_GIVEN INSTRUCTION_. Return each line of the listing that contains the string "deposit".
________________________________________
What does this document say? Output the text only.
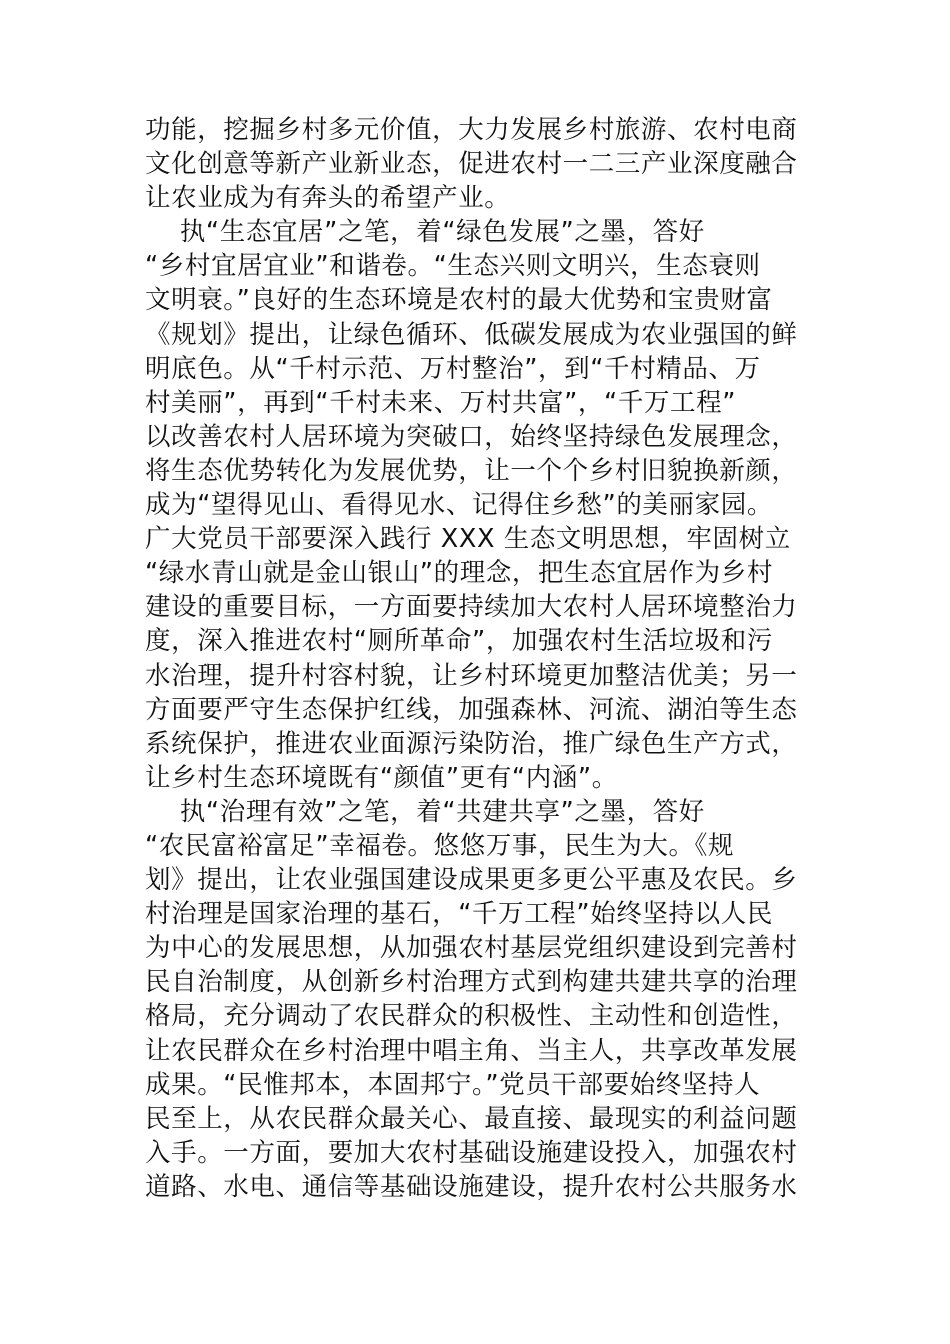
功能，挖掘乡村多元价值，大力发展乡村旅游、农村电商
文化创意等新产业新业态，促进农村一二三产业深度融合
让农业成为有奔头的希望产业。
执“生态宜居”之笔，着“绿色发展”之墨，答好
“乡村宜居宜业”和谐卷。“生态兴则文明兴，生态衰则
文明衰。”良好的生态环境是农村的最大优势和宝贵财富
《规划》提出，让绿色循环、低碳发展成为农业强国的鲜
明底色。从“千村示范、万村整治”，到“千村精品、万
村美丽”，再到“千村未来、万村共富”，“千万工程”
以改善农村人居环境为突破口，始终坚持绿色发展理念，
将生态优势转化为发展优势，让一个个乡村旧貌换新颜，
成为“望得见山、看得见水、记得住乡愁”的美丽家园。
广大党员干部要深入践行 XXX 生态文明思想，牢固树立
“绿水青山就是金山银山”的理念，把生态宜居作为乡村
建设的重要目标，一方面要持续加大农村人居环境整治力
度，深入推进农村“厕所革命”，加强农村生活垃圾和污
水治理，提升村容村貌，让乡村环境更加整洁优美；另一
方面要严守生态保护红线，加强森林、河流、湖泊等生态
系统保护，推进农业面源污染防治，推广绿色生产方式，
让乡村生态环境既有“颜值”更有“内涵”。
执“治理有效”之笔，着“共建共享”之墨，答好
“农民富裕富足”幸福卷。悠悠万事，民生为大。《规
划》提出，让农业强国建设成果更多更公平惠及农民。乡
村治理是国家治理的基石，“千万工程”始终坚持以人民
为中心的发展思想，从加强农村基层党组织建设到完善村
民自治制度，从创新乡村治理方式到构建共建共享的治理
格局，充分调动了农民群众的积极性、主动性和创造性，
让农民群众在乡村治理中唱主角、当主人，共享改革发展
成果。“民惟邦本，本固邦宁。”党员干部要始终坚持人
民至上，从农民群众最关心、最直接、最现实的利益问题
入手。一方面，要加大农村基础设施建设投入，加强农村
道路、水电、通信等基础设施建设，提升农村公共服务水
________________________________________
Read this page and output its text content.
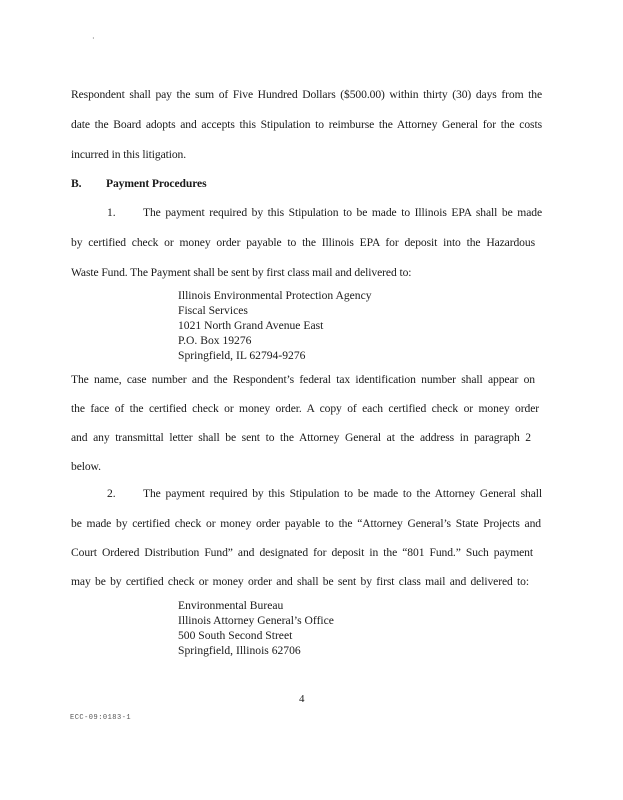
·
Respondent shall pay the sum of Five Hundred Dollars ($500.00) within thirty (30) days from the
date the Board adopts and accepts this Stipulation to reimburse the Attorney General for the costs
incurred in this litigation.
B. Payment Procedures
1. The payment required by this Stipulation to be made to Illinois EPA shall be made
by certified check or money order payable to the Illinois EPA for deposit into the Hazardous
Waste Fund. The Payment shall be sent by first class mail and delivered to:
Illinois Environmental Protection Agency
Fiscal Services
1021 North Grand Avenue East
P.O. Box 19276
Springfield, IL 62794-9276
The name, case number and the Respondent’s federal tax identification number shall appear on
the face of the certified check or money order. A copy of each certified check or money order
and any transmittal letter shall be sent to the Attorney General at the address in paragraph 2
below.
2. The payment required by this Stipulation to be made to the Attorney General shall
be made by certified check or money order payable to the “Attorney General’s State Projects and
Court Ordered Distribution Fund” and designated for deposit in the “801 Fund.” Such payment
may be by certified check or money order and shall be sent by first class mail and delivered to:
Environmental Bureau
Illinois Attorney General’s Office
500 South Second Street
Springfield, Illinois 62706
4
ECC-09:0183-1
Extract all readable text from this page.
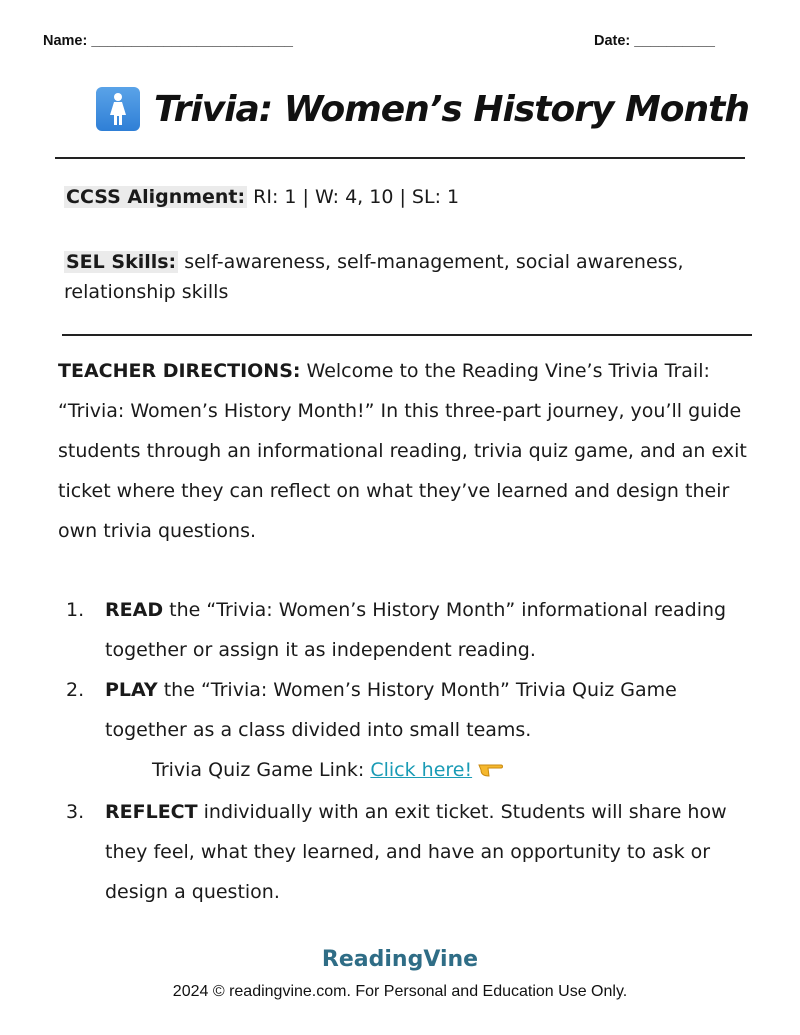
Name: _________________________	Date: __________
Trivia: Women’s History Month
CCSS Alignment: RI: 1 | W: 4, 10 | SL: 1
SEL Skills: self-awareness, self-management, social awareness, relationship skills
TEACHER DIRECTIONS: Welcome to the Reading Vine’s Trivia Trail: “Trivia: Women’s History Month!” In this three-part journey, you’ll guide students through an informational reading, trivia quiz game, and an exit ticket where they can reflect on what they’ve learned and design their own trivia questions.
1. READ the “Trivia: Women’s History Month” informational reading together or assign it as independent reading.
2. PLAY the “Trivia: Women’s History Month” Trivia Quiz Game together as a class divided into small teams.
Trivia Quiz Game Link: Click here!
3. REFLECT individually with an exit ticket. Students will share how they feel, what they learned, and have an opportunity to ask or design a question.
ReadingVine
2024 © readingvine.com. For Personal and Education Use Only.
________________________________________
_RESPONSE TO THIS EXERCISE_.
by certified check or money order payable to the Illinois EPA for deposit into the Hazardous
Court Ordered Distribution Fund” and designated for deposit in the “801 Fund.” Such payment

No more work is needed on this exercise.